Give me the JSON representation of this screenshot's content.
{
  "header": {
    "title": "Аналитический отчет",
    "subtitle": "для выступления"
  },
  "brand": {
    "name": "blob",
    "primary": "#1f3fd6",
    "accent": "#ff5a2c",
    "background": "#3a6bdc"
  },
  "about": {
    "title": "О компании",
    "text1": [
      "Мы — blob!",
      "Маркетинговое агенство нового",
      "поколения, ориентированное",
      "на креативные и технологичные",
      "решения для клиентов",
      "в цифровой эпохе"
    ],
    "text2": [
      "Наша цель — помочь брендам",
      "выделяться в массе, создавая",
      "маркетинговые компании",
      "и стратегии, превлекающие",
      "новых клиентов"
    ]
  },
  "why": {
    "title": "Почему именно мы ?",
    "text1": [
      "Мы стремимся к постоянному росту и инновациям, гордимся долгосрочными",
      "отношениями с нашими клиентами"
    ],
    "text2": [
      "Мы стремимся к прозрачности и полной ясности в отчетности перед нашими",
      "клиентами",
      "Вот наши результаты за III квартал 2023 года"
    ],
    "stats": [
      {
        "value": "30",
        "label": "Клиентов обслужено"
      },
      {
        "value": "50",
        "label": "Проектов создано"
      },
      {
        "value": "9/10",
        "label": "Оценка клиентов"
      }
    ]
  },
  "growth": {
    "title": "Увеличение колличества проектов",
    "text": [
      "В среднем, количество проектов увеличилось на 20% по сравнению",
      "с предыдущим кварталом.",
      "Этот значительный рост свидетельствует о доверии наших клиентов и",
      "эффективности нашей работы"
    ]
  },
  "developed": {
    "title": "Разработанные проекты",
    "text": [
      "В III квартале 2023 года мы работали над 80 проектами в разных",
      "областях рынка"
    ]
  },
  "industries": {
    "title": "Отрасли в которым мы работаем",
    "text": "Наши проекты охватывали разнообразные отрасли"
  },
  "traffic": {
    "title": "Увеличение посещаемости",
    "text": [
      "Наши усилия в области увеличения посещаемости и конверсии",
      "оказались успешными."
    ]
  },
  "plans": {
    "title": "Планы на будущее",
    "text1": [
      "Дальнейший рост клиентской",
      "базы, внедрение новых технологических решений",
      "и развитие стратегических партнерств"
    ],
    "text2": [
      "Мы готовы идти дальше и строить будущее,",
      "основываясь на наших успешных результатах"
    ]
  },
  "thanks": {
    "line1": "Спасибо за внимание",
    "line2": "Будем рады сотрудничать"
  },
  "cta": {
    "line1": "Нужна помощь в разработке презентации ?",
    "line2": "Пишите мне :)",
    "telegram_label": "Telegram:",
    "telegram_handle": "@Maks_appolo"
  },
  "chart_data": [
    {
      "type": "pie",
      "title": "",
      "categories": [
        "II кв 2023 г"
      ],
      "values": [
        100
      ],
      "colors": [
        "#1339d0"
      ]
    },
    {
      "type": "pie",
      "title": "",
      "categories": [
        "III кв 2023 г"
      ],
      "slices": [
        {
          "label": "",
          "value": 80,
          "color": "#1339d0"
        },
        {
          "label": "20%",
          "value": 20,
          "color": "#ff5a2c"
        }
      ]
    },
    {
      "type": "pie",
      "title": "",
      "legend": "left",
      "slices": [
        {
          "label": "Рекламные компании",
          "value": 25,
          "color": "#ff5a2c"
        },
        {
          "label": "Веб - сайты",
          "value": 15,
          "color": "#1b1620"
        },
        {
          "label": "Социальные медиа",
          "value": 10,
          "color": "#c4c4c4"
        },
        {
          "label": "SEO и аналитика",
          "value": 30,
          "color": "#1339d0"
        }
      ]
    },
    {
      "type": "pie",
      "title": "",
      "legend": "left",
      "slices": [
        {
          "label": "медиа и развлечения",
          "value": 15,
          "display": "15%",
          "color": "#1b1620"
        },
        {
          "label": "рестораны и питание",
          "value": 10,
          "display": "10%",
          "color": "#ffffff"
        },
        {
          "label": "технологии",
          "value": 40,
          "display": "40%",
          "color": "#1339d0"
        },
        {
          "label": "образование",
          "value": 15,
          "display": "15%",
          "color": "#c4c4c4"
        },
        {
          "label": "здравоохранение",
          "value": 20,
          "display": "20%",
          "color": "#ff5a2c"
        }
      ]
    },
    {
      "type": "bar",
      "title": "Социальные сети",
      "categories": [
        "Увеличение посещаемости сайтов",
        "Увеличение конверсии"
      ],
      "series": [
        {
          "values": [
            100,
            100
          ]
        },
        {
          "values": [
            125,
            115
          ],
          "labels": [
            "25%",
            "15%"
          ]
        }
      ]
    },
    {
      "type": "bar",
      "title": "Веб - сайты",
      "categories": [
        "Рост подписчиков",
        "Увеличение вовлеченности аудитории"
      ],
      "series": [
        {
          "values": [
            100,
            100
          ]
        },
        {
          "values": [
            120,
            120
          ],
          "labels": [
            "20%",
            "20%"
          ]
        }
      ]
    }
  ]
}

■ **EXERCISE INSTRUCTIONS**: Reproduce the material in full, with no word added or dropped.

■ **RESULT OF THIS EXERCISE**:
Give me the JSON representation of this screenshot's content.
{
  "header": {
    "title": "Аналитический отчет",
    "subtitle": "для выступления"
  },
  "brand": {
    "name": "blob",
    "primary": "#1f3fd6",
    "accent": "#ff5a2c",
    "background": "#3a6bdc"
  },
  "about": {
    "title": "О компании",
    "text1": [
      "Мы — blob!",
      "Маркетинговое агенство нового",
      "поколения, ориентированное",
      "на креативные и технологичные",
      "решения для клиентов",
      "в цифровой эпохе"
    ],
    "text2": [
      "Наша цель — помочь брендам",
      "выделяться в массе, создавая",
      "маркетинговые компании",
      "и стратегии, превлекающие",
      "новых клиентов"
    ]
  },
  "why": {
    "title": "Почему именно мы ?",
    "text1": [
      "Мы стремимся к постоянному росту и инновациям, гордимся долгосрочными",
      "отношениями с нашими клиентами"
    ],
    "text2": [
      "Мы стремимся к прозрачности и полной ясности в отчетности перед нашими",
      "клиентами",
      "Вот наши результаты за III квартал 2023 года"
    ],
    "stats": [
      {
        "value": "30",
        "label": "Клиентов обслужено"
      },
      {
        "value": "50",
        "label": "Проектов создано"
      },
      {
        "value": "9/10",
        "label": "Оценка клиентов"
      }
    ]
  },
  "growth": {
    "title": "Увеличение колличества проектов",
    "text": [
      "В среднем, количество проектов увеличилось на 20% по сравнению",
      "с предыдущим кварталом.",
      "Этот значительный рост свидетельствует о доверии наших клиентов и",
      "эффективности нашей работы"
    ]
  },
  "developed": {
    "title": "Разработанные проекты",
    "text": [
      "В III квартале 2023 года мы работали над 80 проектами в разных",
      "областях рынка"
    ]
  },
  "industries": {
    "title": "Отрасли в которым мы работаем",
    "text": "Наши проекты охватывали разнообразные отрасли"
  },
  "traffic": {
    "title": "Увеличение посещаемости",
    "text": [
      "Наши усилия в области увеличения посещаемости и конверсии",
      "оказались успешными."
    ]
  },
  "plans": {
    "title": "Планы на будущее",
    "text1": [
      "Дальнейший рост клиентской",
      "базы, внедрение новых технологических решений",
      "и развитие стратегических партнерств"
    ],
    "text2": [
      "Мы готовы идти дальше и строить будущее,",
      "основываясь на наших успешных результатах"
    ]
  },
  "thanks": {
    "line1": "Спасибо за внимание",
    "line2": "Будем рады сотрудничать"
  },
  "cta": {
    "line1": "Нужна помощь в разработке презентации ?",
    "line2": "Пишите мне :)",
    "telegram_label": "Telegram:",
    "telegram_handle": "@Maks_appolo"
  },
  "chart_data": [
    {
      "type": "pie",
      "title": "",
      "categories": [
        "II кв 2023 г"
      ],
      "values": [
        100
      ],
      "colors": [
        "#1339d0"
      ]
    },
    {
      "type": "pie",
      "title": "",
      "categories": [
        "III кв 2023 г"
      ],
      "slices": [
        {
          "label": "",
          "value": 80,
          "color": "#1339d0"
        },
        {
          "label": "20%",
          "value": 20,
          "color": "#ff5a2c"
        }
      ]
    },
    {
      "type": "pie",
      "title": "",
      "legend": "left",
      "slices": [
        {
          "label": "Рекламные компании",
          "value": 25,
          "color": "#ff5a2c"
        },
        {
          "label": "Веб - сайты",
          "value": 15,
          "color": "#1b1620"
        },
        {
          "label": "Социальные медиа",
          "value": 10,
          "color": "#c4c4c4"
        },
        {
          "label": "SEO и аналитика",
          "value": 30,
          "color": "#1339d0"
        }
      ]
    },
    {
      "type": "pie",
      "title": "",
      "legend": "left",
      "slices": [
        {
          "label": "медиа и развлечения",
          "value": 15,
          "display": "15%",
          "color": "#1b1620"
        },
        {
          "label": "рестораны и питание",
          "value": 10,
          "display": "10%",
          "color": "#ffffff"
        },
        {
          "label": "технологии",
          "value": 40,
          "display": "40%",
          "color": "#1339d0"
        },
        {
          "label": "образование",
          "value": 15,
          "display": "15%",
          "color": "#c4c4c4"
        },
        {
          "label": "здравоохранение",
          "value": 20,
          "display": "20%",
          "color": "#ff5a2c"
        }
      ]
    },
    {
      "type": "bar",
      "title": "Социальные сети",
      "categories": [
        "Увеличение посещаемости сайтов",
        "Увеличение конверсии"
      ],
      "series": [
        {
          "values": [
            100,
            100
          ]
        },
        {
          "values": [
            125,
            115
          ],
          "labels": [
            "25%",
            "15%"
          ]
        }
      ]
    },
    {
      "type": "bar",
      "title": "Веб - сайты",
      "categories": [
        "Рост подписчиков",
        "Увеличение вовлеченности аудитории"
      ],
      "series": [
        {
          "values": [
            100,
            100
          ]
        },
        {
          "values": [
            120,
            120
          ],
          "labels": [
            "20%",
            "20%"
          ]
        }
      ]
    }
  ]
}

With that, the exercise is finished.